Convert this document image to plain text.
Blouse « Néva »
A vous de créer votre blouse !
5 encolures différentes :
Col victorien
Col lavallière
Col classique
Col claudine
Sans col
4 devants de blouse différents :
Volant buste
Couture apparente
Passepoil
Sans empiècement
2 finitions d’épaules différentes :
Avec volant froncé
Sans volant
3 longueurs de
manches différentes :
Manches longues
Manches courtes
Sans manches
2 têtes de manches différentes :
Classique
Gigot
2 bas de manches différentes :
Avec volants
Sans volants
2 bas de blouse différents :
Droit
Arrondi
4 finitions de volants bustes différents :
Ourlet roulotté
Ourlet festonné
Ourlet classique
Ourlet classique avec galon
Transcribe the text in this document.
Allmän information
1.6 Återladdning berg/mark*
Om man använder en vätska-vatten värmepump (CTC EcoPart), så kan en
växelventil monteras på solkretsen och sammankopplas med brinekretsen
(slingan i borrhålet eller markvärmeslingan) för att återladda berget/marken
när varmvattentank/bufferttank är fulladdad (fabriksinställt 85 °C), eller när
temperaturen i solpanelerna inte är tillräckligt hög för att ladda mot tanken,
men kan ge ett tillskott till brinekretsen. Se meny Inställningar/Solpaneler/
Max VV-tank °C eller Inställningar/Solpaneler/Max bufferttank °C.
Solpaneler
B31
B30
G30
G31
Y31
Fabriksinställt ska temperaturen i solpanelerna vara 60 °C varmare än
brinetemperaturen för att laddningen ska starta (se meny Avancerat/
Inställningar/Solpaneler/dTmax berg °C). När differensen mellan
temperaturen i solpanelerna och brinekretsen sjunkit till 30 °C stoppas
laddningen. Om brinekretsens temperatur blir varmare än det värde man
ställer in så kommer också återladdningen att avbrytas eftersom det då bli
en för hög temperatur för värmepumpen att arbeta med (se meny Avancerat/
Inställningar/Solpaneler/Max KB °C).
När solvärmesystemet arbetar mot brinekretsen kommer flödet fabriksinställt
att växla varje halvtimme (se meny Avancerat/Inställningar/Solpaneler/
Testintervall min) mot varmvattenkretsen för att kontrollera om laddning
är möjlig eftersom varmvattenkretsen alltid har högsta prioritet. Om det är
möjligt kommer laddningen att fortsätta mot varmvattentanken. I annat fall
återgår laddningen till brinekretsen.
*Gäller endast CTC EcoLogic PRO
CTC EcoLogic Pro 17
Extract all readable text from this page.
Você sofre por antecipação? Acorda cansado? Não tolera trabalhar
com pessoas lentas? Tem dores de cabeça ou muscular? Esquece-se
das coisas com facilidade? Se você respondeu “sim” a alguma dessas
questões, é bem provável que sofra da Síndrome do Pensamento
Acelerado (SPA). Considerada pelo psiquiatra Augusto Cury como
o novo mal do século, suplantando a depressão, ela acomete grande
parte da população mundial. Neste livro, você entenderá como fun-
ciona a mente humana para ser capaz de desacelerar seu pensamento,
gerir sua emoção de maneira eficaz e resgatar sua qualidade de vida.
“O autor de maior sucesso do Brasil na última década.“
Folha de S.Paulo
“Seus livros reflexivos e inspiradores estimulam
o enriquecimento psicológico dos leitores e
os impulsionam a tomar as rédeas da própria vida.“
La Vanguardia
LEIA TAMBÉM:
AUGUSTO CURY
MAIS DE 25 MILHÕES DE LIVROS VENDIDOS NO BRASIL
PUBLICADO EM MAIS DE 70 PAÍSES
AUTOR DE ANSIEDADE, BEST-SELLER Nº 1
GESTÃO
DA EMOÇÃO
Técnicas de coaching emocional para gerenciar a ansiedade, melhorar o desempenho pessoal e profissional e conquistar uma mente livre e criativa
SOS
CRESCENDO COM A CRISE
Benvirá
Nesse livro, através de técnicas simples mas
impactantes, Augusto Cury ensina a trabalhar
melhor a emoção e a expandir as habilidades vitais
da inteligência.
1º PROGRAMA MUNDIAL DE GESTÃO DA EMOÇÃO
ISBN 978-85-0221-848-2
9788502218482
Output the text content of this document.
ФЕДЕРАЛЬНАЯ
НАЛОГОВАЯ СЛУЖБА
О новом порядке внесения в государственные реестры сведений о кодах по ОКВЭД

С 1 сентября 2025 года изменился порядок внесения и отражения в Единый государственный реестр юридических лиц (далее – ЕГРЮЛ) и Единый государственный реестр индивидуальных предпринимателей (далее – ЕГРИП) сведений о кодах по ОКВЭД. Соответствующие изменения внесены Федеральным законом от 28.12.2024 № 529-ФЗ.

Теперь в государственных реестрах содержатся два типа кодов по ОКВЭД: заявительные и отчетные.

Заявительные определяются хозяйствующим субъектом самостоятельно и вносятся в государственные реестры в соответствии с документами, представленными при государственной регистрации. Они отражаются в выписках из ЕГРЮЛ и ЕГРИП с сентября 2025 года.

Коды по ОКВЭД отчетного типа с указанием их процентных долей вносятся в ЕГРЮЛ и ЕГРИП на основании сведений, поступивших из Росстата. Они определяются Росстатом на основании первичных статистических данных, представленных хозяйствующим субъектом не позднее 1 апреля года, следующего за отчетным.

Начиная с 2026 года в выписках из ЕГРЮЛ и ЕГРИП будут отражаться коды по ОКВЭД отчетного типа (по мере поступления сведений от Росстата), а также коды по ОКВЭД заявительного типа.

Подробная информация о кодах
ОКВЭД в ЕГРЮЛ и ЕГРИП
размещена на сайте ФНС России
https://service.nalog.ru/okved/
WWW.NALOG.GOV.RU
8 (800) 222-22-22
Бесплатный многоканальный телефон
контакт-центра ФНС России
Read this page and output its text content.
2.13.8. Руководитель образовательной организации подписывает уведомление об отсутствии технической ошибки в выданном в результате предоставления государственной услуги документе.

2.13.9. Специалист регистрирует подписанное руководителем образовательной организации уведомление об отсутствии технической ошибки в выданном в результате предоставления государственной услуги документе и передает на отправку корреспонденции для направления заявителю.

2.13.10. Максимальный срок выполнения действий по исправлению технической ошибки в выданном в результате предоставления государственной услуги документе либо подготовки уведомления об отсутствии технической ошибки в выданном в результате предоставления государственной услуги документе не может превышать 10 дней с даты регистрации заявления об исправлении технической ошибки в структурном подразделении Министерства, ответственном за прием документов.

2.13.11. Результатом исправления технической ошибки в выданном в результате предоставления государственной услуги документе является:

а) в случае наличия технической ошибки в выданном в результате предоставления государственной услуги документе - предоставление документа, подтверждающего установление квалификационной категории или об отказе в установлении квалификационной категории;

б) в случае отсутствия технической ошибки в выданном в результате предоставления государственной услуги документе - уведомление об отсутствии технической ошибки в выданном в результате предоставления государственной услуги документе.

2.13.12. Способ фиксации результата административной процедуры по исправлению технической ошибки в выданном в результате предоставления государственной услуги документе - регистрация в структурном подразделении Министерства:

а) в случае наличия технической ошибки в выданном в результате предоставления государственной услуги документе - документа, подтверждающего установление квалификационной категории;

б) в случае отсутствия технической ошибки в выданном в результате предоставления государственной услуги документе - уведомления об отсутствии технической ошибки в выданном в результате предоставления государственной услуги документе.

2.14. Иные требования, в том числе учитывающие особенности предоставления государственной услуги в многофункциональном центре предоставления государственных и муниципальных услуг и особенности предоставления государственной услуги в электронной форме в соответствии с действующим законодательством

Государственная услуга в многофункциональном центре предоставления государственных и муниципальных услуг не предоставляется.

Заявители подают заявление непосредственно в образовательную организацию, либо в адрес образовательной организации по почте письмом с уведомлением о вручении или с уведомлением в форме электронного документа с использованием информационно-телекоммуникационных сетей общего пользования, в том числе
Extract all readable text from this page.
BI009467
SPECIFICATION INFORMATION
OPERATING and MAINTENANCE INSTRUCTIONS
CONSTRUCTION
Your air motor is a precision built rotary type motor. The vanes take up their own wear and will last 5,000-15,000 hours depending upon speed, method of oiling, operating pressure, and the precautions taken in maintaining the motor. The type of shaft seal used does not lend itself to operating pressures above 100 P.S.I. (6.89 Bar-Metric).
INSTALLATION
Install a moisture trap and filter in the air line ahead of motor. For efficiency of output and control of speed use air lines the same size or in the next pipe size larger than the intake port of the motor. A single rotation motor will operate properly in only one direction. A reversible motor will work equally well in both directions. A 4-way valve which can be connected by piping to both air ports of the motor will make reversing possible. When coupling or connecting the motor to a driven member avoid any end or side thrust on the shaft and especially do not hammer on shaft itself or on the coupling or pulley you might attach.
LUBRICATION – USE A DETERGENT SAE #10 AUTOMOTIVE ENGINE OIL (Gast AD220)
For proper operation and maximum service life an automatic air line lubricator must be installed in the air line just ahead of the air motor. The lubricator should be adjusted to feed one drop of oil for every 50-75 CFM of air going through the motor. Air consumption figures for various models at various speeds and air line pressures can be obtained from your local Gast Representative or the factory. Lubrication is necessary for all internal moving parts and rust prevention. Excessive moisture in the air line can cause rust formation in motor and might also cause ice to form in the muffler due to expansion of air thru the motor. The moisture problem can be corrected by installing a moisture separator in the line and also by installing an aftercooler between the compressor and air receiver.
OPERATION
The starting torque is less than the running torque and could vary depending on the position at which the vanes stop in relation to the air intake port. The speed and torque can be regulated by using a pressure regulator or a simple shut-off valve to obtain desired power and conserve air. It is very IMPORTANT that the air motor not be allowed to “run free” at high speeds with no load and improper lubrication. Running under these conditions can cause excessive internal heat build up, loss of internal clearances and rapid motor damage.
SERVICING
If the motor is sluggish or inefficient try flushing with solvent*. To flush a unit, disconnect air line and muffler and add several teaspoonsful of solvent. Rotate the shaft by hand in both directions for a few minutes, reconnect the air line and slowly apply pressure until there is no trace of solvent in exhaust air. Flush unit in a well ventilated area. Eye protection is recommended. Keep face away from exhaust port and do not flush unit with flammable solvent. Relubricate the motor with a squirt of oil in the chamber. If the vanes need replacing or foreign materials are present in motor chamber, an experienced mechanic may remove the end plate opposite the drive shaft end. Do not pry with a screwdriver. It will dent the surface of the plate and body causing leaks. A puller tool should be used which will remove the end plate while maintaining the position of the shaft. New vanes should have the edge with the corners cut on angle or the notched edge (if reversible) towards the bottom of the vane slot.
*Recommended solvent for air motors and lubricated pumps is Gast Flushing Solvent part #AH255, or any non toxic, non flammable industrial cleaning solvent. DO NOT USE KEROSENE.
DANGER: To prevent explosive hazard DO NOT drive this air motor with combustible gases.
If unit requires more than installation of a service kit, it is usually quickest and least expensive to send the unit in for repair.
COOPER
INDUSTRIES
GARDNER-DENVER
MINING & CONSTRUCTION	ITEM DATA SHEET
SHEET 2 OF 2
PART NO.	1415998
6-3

> [Problem description] Identify the lines in the records above that contain the word "mente", then state how many there are and nothing more.

> [Problem solution] 2